REQUIREMENT:
Make an exact copy of the entries, and keep any pictures out of it.

══ DATA ROWS ══

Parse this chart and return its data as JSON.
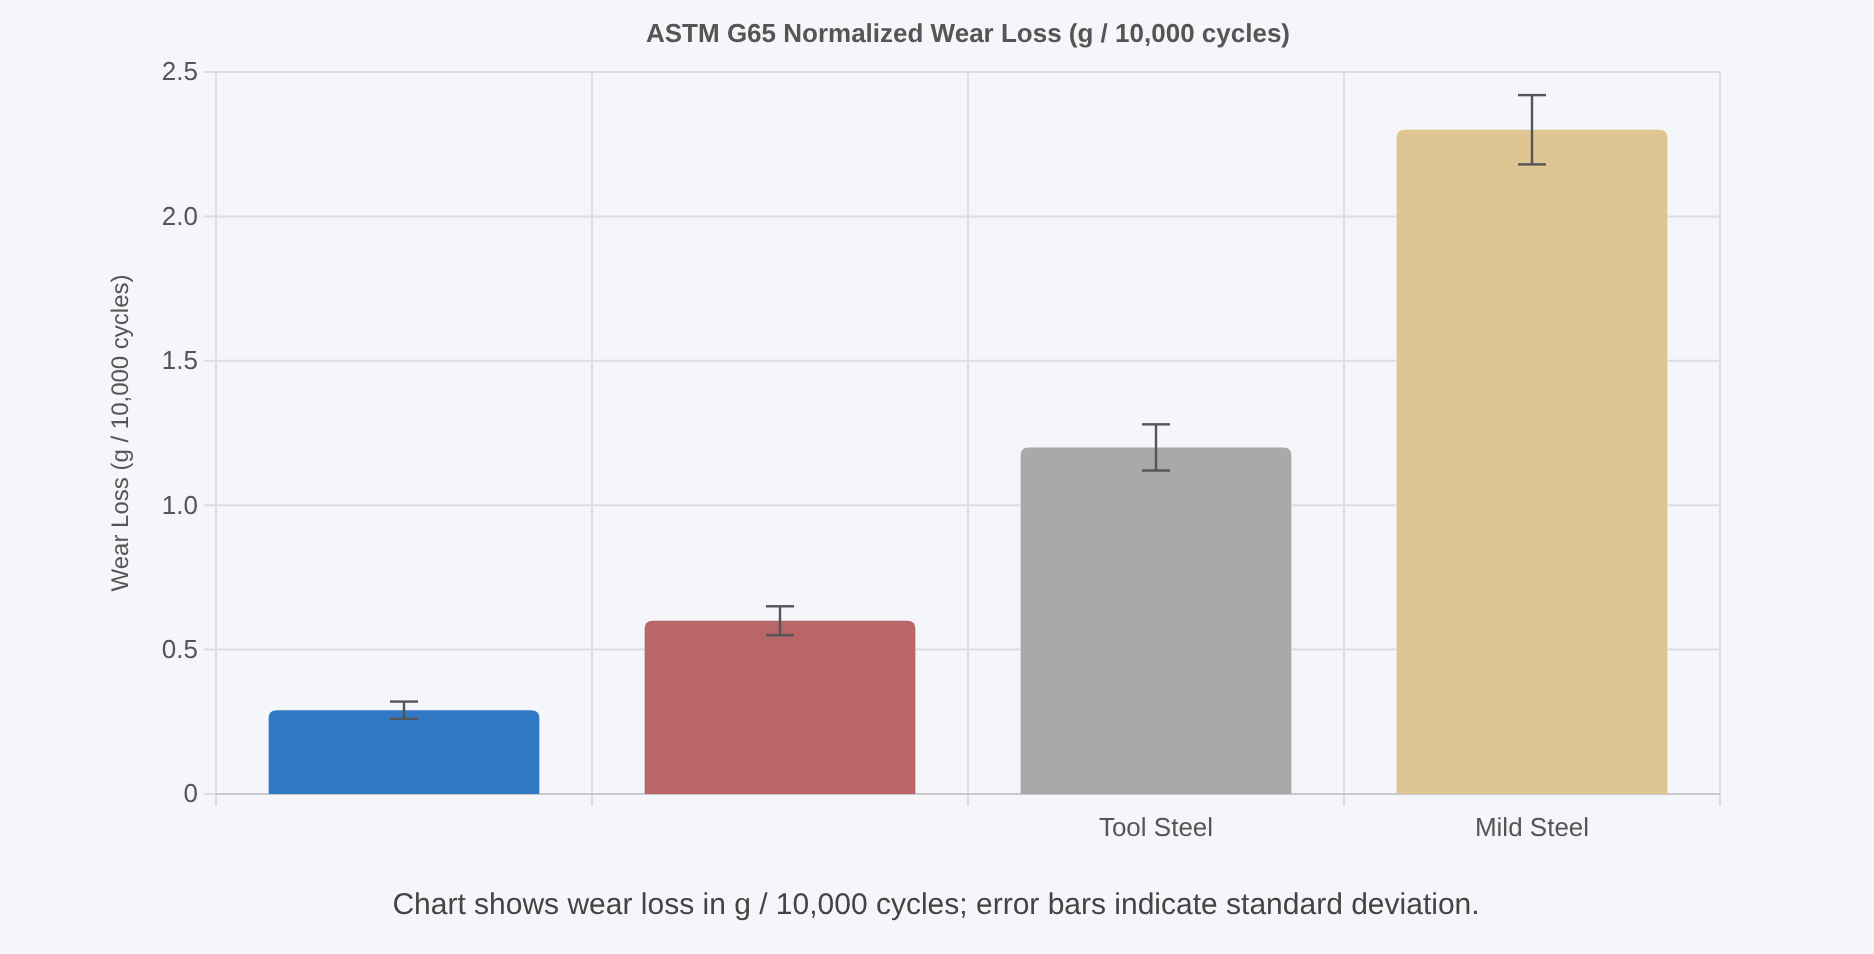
{
  "chart_data": {
    "type": "bar",
    "title": "ASTM G65 Normalized Wear Loss (g / 10,000 cycles)",
    "ylabel": "Wear Loss (g / 10,000 cycles)",
    "categories": [
      null,
      null,
      "Tool Steel",
      "Mild Steel"
    ],
    "values": [
      0.29,
      0.6,
      1.2,
      2.3
    ],
    "colors": [
      "#3179c5",
      "#b86667",
      "#a9a9aa",
      "#dfc591"
    ],
    "errors": [
      0.03,
      0.05,
      0.08,
      0.12
    ],
    "ylim": [
      0,
      2.5
    ],
    "yticks": [
      0,
      {
        "value": 0.5,
        "label": "0.5"
      },
      {
        "value": 1,
        "label": "1.0"
      },
      {
        "value": 1.5,
        "label": "1.5"
      },
      {
        "value": 2,
        "label": "2.0"
      },
      {
        "value": 2.5,
        "label": "2.5"
      }
    ],
    "grid": true,
    "annotations": [
      "Chart shows wear loss in g / 10,000 cycles; error bars indicate standard deviation."
    ]
  }
}
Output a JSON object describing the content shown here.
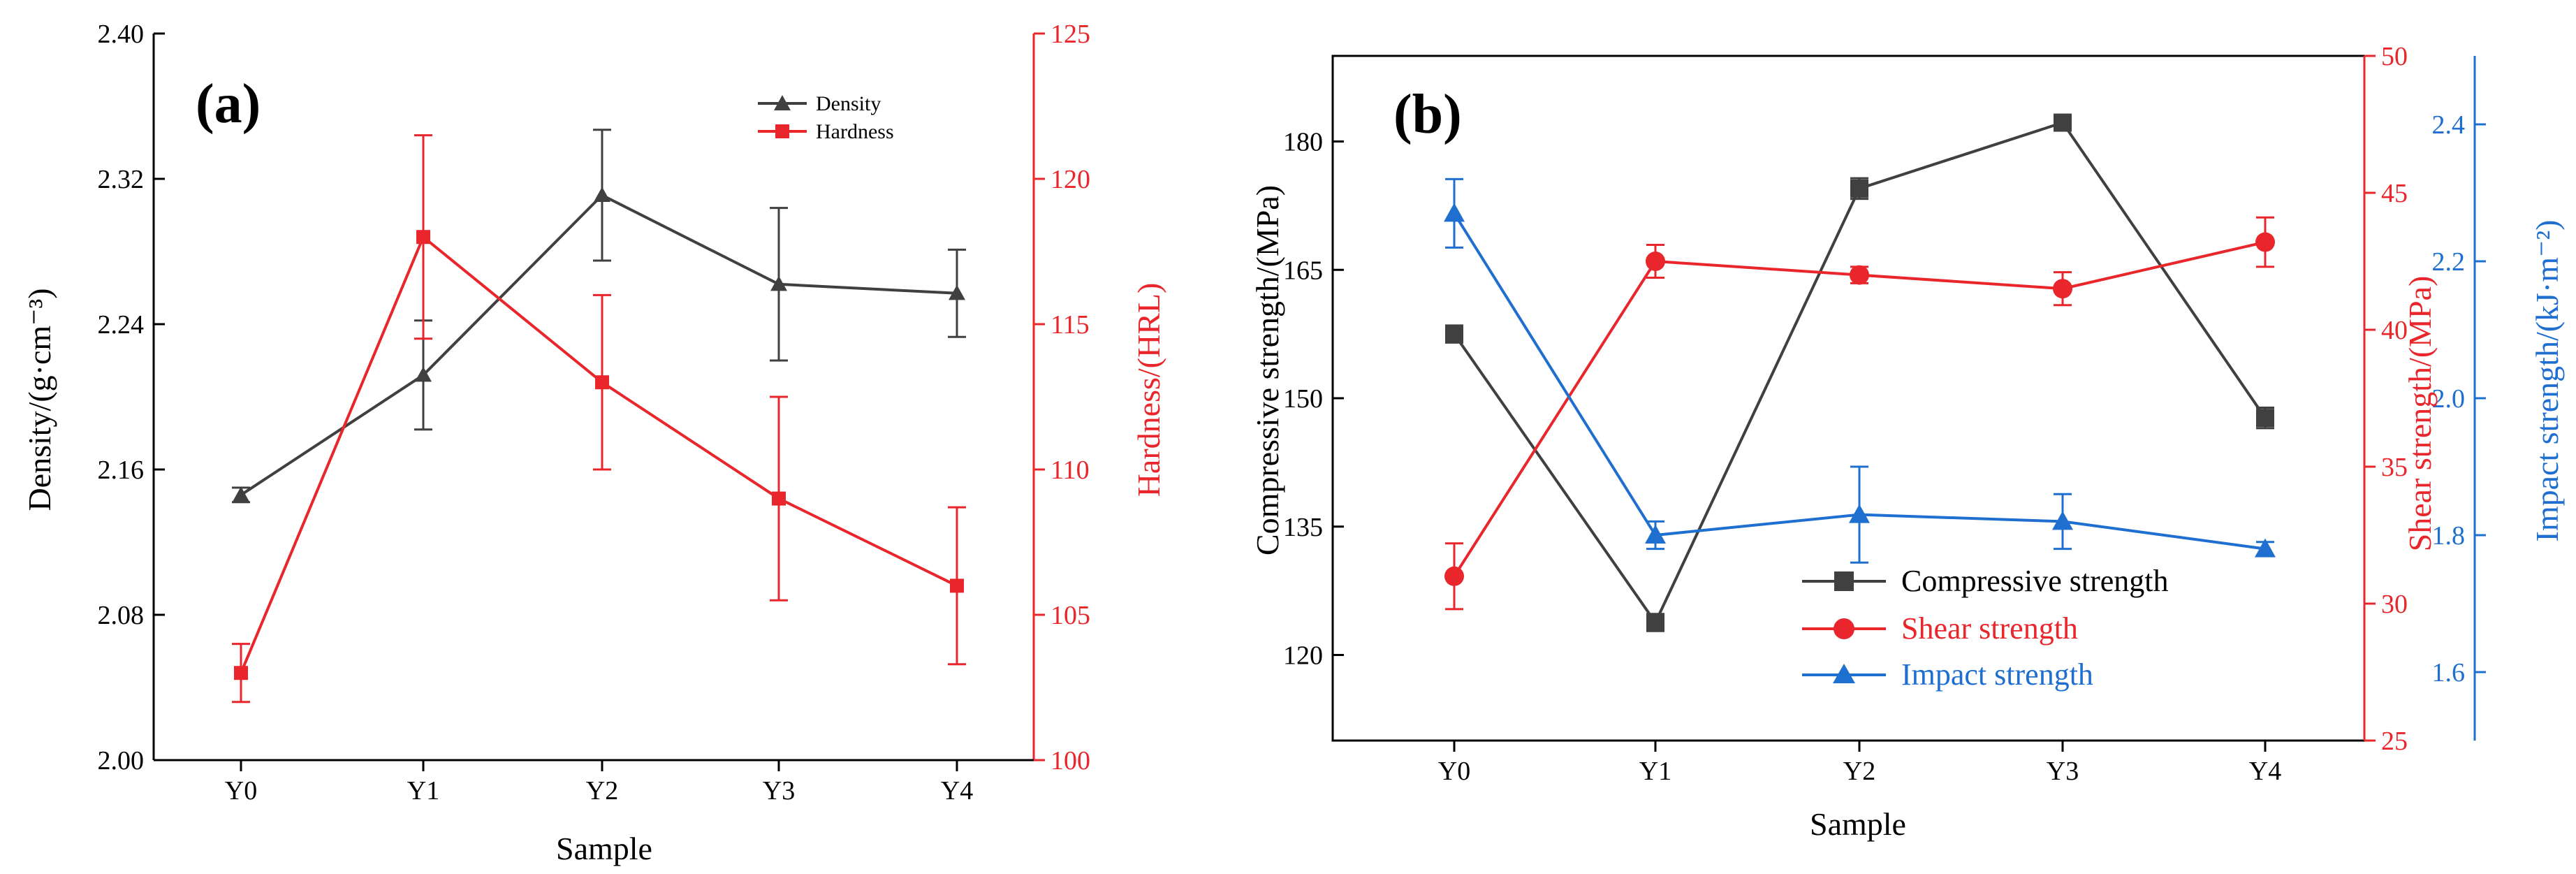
{
  "chart_data": [
    {
      "panel_label": "(a)",
      "type": "line",
      "categories": [
        "Y0",
        "Y1",
        "Y2",
        "Y3",
        "Y4"
      ],
      "xlabel": "Sample",
      "y_left": {
        "label": "Density/(g·cm⁻³)",
        "ylim": [
          2.0,
          2.4
        ],
        "ticks": [
          "2.00",
          "2.08",
          "2.16",
          "2.24",
          "2.32",
          "2.40"
        ],
        "color": "#404040"
      },
      "y_right": {
        "label": "Hardness/(HRL)",
        "ylim": [
          100,
          125
        ],
        "ticks": [
          "100",
          "105",
          "110",
          "115",
          "120",
          "125"
        ],
        "color": "#e8262b"
      },
      "legend": {
        "position": "top-right",
        "entries": [
          "Density",
          "Hardness"
        ]
      },
      "series": [
        {
          "name": "Density",
          "axis": "left",
          "marker": "triangle",
          "color": "#404040",
          "values": [
            2.146,
            2.212,
            2.311,
            2.262,
            2.257
          ],
          "errors": [
            0.004,
            0.03,
            0.036,
            0.042,
            0.024
          ]
        },
        {
          "name": "Hardness",
          "axis": "right",
          "marker": "square",
          "color": "#e8262b",
          "values": [
            103.0,
            118.0,
            113.0,
            109.0,
            106.0
          ],
          "errors": [
            1.0,
            3.5,
            3.0,
            3.5,
            2.7
          ]
        }
      ]
    },
    {
      "panel_label": "(b)",
      "type": "line",
      "categories": [
        "Y0",
        "Y1",
        "Y2",
        "Y3",
        "Y4"
      ],
      "xlabel": "Sample",
      "y_left": {
        "label": "Compressive strength/(MPa)",
        "ylim": [
          110,
          190
        ],
        "ticks": [
          "120",
          "135",
          "150",
          "165",
          "180"
        ],
        "color": "#000000"
      },
      "y_right": {
        "label": "Shear strength/(MPa)",
        "ylim": [
          25,
          50
        ],
        "ticks": [
          "25",
          "30",
          "35",
          "40",
          "45",
          "50"
        ],
        "color": "#e8262b"
      },
      "y_right2": {
        "label": "Impact strength/(kJ·m⁻²)",
        "ylim": [
          1.5,
          2.5
        ],
        "ticks": [
          "1.6",
          "1.8",
          "2.0",
          "2.2",
          "2.4"
        ],
        "color": "#1f6fd0"
      },
      "legend": {
        "position": "bottom-center",
        "entries": [
          "Compressive strength",
          "Shear strength",
          "Impact strength"
        ]
      },
      "series": [
        {
          "name": "Compressive strength",
          "axis": "left",
          "marker": "square",
          "color": "#404040",
          "values": [
            157.5,
            123.8,
            174.5,
            182.2,
            147.7
          ],
          "errors": [
            1.0,
            1.0,
            1.2,
            0.5,
            1.2
          ]
        },
        {
          "name": "Shear strength",
          "axis": "right",
          "marker": "circle",
          "color": "#e8262b",
          "values": [
            31.0,
            42.5,
            42.0,
            41.5,
            43.2
          ],
          "errors": [
            1.2,
            0.6,
            0.3,
            0.6,
            0.9
          ]
        },
        {
          "name": "Impact strength",
          "axis": "right2",
          "marker": "triangle",
          "color": "#1f6fd0",
          "values": [
            2.27,
            1.8,
            1.83,
            1.82,
            1.78
          ],
          "errors": [
            0.05,
            0.02,
            0.07,
            0.04,
            0.01
          ]
        }
      ]
    }
  ]
}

═══

ANSWER TO THIS TASK:
Parse this chart and return its data as JSON.
{
  "chart_data": {
    "type": "bar",
    "title": "ASTM G65 Normalized Wear Loss (g / 10,000 cycles)",
    "ylabel": "Wear Loss (g / 10,000 cycles)",
    "categories": [
      null,
      null,
      "Tool Steel",
      "Mild Steel"
    ],
    "values": [
      0.29,
      0.6,
      1.2,
      2.3
    ],
    "colors": [
      "#3179c5",
      "#b86667",
      "#a9a9aa",
      "#dfc591"
    ],
    "errors": [
      0.03,
      0.05,
      0.08,
      0.12
    ],
    "ylim": [
      0,
      2.5
    ],
    "yticks": [
      0,
      {
        "value": 0.5,
        "label": "0.5"
      },
      {
        "value": 1,
        "label": "1.0"
      },
      {
        "value": 1.5,
        "label": "1.5"
      },
      {
        "value": 2,
        "label": "2.0"
      },
      {
        "value": 2.5,
        "label": "2.5"
      }
    ],
    "grid": true,
    "annotations": [
      "Chart shows wear loss in g / 10,000 cycles; error bars indicate standard deviation."
    ]
  }
}
Output a JSON object describing the content shown here.
{
  "chart_data": [
    {
      "panel_label": "(a)",
      "type": "line",
      "categories": [
        "Y0",
        "Y1",
        "Y2",
        "Y3",
        "Y4"
      ],
      "xlabel": "Sample",
      "y_left": {
        "label": "Density/(g·cm⁻³)",
        "ylim": [
          2.0,
          2.4
        ],
        "ticks": [
          "2.00",
          "2.08",
          "2.16",
          "2.24",
          "2.32",
          "2.40"
        ],
        "color": "#404040"
      },
      "y_right": {
        "label": "Hardness/(HRL)",
        "ylim": [
          100,
          125
        ],
        "ticks": [
          "100",
          "105",
          "110",
          "115",
          "120",
          "125"
        ],
        "color": "#e8262b"
      },
      "legend": {
        "position": "top-right",
        "entries": [
          "Density",
          "Hardness"
        ]
      },
      "series": [
        {
          "name": "Density",
          "axis": "left",
          "marker": "triangle",
          "color": "#404040",
          "values": [
            2.146,
            2.212,
            2.311,
            2.262,
            2.257
          ],
          "errors": [
            0.004,
            0.03,
            0.036,
            0.042,
            0.024
          ]
        },
        {
          "name": "Hardness",
          "axis": "right",
          "marker": "square",
          "color": "#e8262b",
          "values": [
            103.0,
            118.0,
            113.0,
            109.0,
            106.0
          ],
          "errors": [
            1.0,
            3.5,
            3.0,
            3.5,
            2.7
          ]
        }
      ]
    },
    {
      "panel_label": "(b)",
      "type": "line",
      "categories": [
        "Y0",
        "Y1",
        "Y2",
        "Y3",
        "Y4"
      ],
      "xlabel": "Sample",
      "y_left": {
        "label": "Compressive strength/(MPa)",
        "ylim": [
          110,
          190
        ],
        "ticks": [
          "120",
          "135",
          "150",
          "165",
          "180"
        ],
        "color": "#000000"
      },
      "y_right": {
        "label": "Shear strength/(MPa)",
        "ylim": [
          25,
          50
        ],
        "ticks": [
          "25",
          "30",
          "35",
          "40",
          "45",
          "50"
        ],
        "color": "#e8262b"
      },
      "y_right2": {
        "label": "Impact strength/(kJ·m⁻²)",
        "ylim": [
          1.5,
          2.5
        ],
        "ticks": [
          "1.6",
          "1.8",
          "2.0",
          "2.2",
          "2.4"
        ],
        "color": "#1f6fd0"
      },
      "legend": {
        "position": "bottom-center",
        "entries": [
          "Compressive strength",
          "Shear strength",
          "Impact strength"
        ]
      },
      "series": [
        {
          "name": "Compressive strength",
          "axis": "left",
          "marker": "square",
          "color": "#404040",
          "values": [
            157.5,
            123.8,
            174.5,
            182.2,
            147.7
          ],
          "errors": [
            1.0,
            1.0,
            1.2,
            0.5,
            1.2
          ]
        },
        {
          "name": "Shear strength",
          "axis": "right",
          "marker": "circle",
          "color": "#e8262b",
          "values": [
            31.0,
            42.5,
            42.0,
            41.5,
            43.2
          ],
          "errors": [
            1.2,
            0.6,
            0.3,
            0.6,
            0.9
          ]
        },
        {
          "name": "Impact strength",
          "axis": "right2",
          "marker": "triangle",
          "color": "#1f6fd0",
          "values": [
            2.27,
            1.8,
            1.83,
            1.82,
            1.78
          ],
          "errors": [
            0.05,
            0.02,
            0.07,
            0.04,
            0.01
          ]
        }
      ]
    }
  ]
}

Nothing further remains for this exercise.